## What the task requires
Take each line containing "value" and report it exactly as written.

## Recorded information

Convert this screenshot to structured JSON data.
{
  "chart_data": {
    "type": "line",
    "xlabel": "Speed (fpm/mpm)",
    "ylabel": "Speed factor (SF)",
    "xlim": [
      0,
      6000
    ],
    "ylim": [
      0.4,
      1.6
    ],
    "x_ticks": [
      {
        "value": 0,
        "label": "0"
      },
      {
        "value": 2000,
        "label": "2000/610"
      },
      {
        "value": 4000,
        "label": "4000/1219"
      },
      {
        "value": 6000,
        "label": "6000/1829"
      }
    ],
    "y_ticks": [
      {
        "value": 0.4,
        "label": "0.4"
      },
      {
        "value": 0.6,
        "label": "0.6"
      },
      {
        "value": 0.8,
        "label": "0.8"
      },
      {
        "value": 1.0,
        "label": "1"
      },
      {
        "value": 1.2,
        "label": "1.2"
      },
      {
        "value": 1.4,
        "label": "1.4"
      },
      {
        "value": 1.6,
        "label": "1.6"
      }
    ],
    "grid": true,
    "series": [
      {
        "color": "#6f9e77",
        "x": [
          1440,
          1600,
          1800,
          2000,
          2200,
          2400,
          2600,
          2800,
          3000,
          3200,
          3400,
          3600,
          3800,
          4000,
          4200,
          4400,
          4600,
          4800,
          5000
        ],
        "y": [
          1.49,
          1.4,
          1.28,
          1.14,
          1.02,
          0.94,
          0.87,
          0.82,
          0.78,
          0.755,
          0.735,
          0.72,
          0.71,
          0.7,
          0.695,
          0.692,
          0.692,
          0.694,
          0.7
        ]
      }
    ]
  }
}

## Exercise response
        "value": 0,
        "value": 2000,
        "value": 4000,
        "value": 6000,
        "value": 0.4,
        "value": 0.6,
        "value": 0.8,
        "value": 1.0,
        "value": 1.2,
        "value": 1.4,
        "value": 1.6,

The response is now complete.